- **GIVEN EXERCISE**
Your job is to retype all of the data word for word, leaving every image out.

____ EXERCISE INPUTS

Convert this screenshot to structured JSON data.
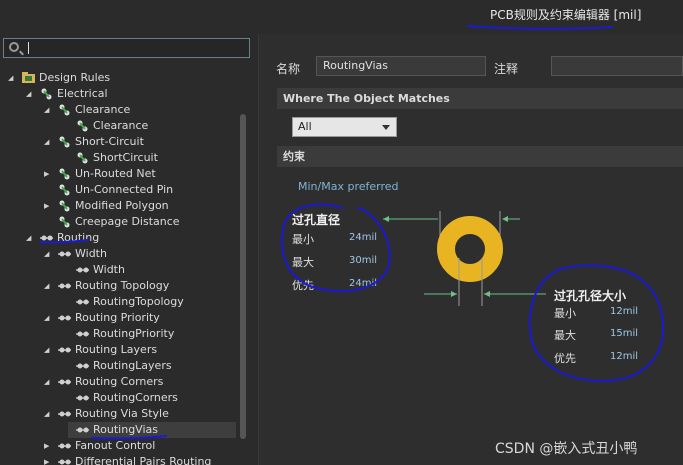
{
  "window": {
    "title": "PCB规则及约束编辑器 [mil]"
  },
  "search": {
    "value": ""
  },
  "tree": [
    {
      "label": "Design Rules",
      "level": 0,
      "expander": "open",
      "icon": "design-rules-folder-icon"
    },
    {
      "label": "Electrical",
      "level": 1,
      "expander": "open",
      "icon": "rule-category-icon"
    },
    {
      "label": "Clearance",
      "level": 2,
      "expander": "open",
      "icon": "rule-category-icon"
    },
    {
      "label": "Clearance",
      "level": 3,
      "expander": "none",
      "icon": "rule-icon"
    },
    {
      "label": "Short-Circuit",
      "level": 2,
      "expander": "open",
      "icon": "rule-category-icon"
    },
    {
      "label": "ShortCircuit",
      "level": 3,
      "expander": "none",
      "icon": "rule-icon"
    },
    {
      "label": "Un-Routed Net",
      "level": 2,
      "expander": "closed",
      "icon": "rule-category-icon"
    },
    {
      "label": "Un-Connected Pin",
      "level": 2,
      "expander": "none",
      "icon": "rule-category-icon"
    },
    {
      "label": "Modified Polygon",
      "level": 2,
      "expander": "closed",
      "icon": "rule-category-icon"
    },
    {
      "label": "Creepage Distance",
      "level": 2,
      "expander": "none",
      "icon": "rule-category-icon"
    },
    {
      "label": "Routing",
      "level": 1,
      "expander": "open",
      "icon": "routing-category-icon"
    },
    {
      "label": "Width",
      "level": 2,
      "expander": "open",
      "icon": "routing-category-icon"
    },
    {
      "label": "Width",
      "level": 3,
      "expander": "none",
      "icon": "routing-rule-icon"
    },
    {
      "label": "Routing Topology",
      "level": 2,
      "expander": "open",
      "icon": "routing-category-icon"
    },
    {
      "label": "RoutingTopology",
      "level": 3,
      "expander": "none",
      "icon": "routing-rule-icon"
    },
    {
      "label": "Routing Priority",
      "level": 2,
      "expander": "open",
      "icon": "routing-category-icon"
    },
    {
      "label": "RoutingPriority",
      "level": 3,
      "expander": "none",
      "icon": "routing-rule-icon"
    },
    {
      "label": "Routing Layers",
      "level": 2,
      "expander": "open",
      "icon": "routing-category-icon"
    },
    {
      "label": "RoutingLayers",
      "level": 3,
      "expander": "none",
      "icon": "routing-rule-icon"
    },
    {
      "label": "Routing Corners",
      "level": 2,
      "expander": "open",
      "icon": "routing-category-icon"
    },
    {
      "label": "RoutingCorners",
      "level": 3,
      "expander": "none",
      "icon": "routing-rule-icon"
    },
    {
      "label": "Routing Via Style",
      "level": 2,
      "expander": "open",
      "icon": "routing-category-icon"
    },
    {
      "label": "RoutingVias",
      "level": 3,
      "expander": "none",
      "icon": "routing-rule-icon",
      "selected": true
    },
    {
      "label": "Fanout Control",
      "level": 2,
      "expander": "closed",
      "icon": "routing-category-icon"
    },
    {
      "label": "Differential Pairs Routing",
      "level": 2,
      "expander": "closed",
      "icon": "routing-category-icon"
    }
  ],
  "form": {
    "name_label": "名称",
    "name_value": "RoutingVias",
    "comment_label": "注释",
    "comment_value": "",
    "match_section": "Where The Object Matches",
    "match_option": "All",
    "constraints_section": "约束",
    "preference": "Min/Max preferred"
  },
  "via_diameter": {
    "title": "过孔直径",
    "min_label": "最小",
    "min_value": "24mil",
    "max_label": "最大",
    "max_value": "30mil",
    "pref_label": "优先",
    "pref_value": "24mil"
  },
  "via_hole": {
    "title": "过孔孔径大小",
    "min_label": "最小",
    "min_value": "12mil",
    "max_label": "最大",
    "max_value": "15mil",
    "pref_label": "优先",
    "pref_value": "12mil"
  },
  "watermark": "CSDN @嵌入式丑小鸭",
  "colors": {
    "via_ring": "#e8b422",
    "annotation": "#1a1ad6",
    "dimension": "#6fbf8a"
  }
}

________

- **COMPLETED EXERCISE**
Convert this screenshot to structured JSON data.
{
  "window": {
    "title": "PCB规则及约束编辑器 [mil]"
  },
  "search": {
    "value": ""
  },
  "tree": [
    {
      "label": "Design Rules",
      "level": 0,
      "expander": "open",
      "icon": "design-rules-folder-icon"
    },
    {
      "label": "Electrical",
      "level": 1,
      "expander": "open",
      "icon": "rule-category-icon"
    },
    {
      "label": "Clearance",
      "level": 2,
      "expander": "open",
      "icon": "rule-category-icon"
    },
    {
      "label": "Clearance",
      "level": 3,
      "expander": "none",
      "icon": "rule-icon"
    },
    {
      "label": "Short-Circuit",
      "level": 2,
      "expander": "open",
      "icon": "rule-category-icon"
    },
    {
      "label": "ShortCircuit",
      "level": 3,
      "expander": "none",
      "icon": "rule-icon"
    },
    {
      "label": "Un-Routed Net",
      "level": 2,
      "expander": "closed",
      "icon": "rule-category-icon"
    },
    {
      "label": "Un-Connected Pin",
      "level": 2,
      "expander": "none",
      "icon": "rule-category-icon"
    },
    {
      "label": "Modified Polygon",
      "level": 2,
      "expander": "closed",
      "icon": "rule-category-icon"
    },
    {
      "label": "Creepage Distance",
      "level": 2,
      "expander": "none",
      "icon": "rule-category-icon"
    },
    {
      "label": "Routing",
      "level": 1,
      "expander": "open",
      "icon": "routing-category-icon"
    },
    {
      "label": "Width",
      "level": 2,
      "expander": "open",
      "icon": "routing-category-icon"
    },
    {
      "label": "Width",
      "level": 3,
      "expander": "none",
      "icon": "routing-rule-icon"
    },
    {
      "label": "Routing Topology",
      "level": 2,
      "expander": "open",
      "icon": "routing-category-icon"
    },
    {
      "label": "RoutingTopology",
      "level": 3,
      "expander": "none",
      "icon": "routing-rule-icon"
    },
    {
      "label": "Routing Priority",
      "level": 2,
      "expander": "open",
      "icon": "routing-category-icon"
    },
    {
      "label": "RoutingPriority",
      "level": 3,
      "expander": "none",
      "icon": "routing-rule-icon"
    },
    {
      "label": "Routing Layers",
      "level": 2,
      "expander": "open",
      "icon": "routing-category-icon"
    },
    {
      "label": "RoutingLayers",
      "level": 3,
      "expander": "none",
      "icon": "routing-rule-icon"
    },
    {
      "label": "Routing Corners",
      "level": 2,
      "expander": "open",
      "icon": "routing-category-icon"
    },
    {
      "label": "RoutingCorners",
      "level": 3,
      "expander": "none",
      "icon": "routing-rule-icon"
    },
    {
      "label": "Routing Via Style",
      "level": 2,
      "expander": "open",
      "icon": "routing-category-icon"
    },
    {
      "label": "RoutingVias",
      "level": 3,
      "expander": "none",
      "icon": "routing-rule-icon",
      "selected": true
    },
    {
      "label": "Fanout Control",
      "level": 2,
      "expander": "closed",
      "icon": "routing-category-icon"
    },
    {
      "label": "Differential Pairs Routing",
      "level": 2,
      "expander": "closed",
      "icon": "routing-category-icon"
    }
  ],
  "form": {
    "name_label": "名称",
    "name_value": "RoutingVias",
    "comment_label": "注释",
    "comment_value": "",
    "match_section": "Where The Object Matches",
    "match_option": "All",
    "constraints_section": "约束",
    "preference": "Min/Max preferred"
  },
  "via_diameter": {
    "title": "过孔直径",
    "min_label": "最小",
    "min_value": "24mil",
    "max_label": "最大",
    "max_value": "30mil",
    "pref_label": "优先",
    "pref_value": "24mil"
  },
  "via_hole": {
    "title": "过孔孔径大小",
    "min_label": "最小",
    "min_value": "12mil",
    "max_label": "最大",
    "max_value": "15mil",
    "pref_label": "优先",
    "pref_value": "12mil"
  },
  "watermark": "CSDN @嵌入式丑小鸭",
  "colors": {
    "via_ring": "#e8b422",
    "annotation": "#1a1ad6",
    "dimension": "#6fbf8a"
  }
}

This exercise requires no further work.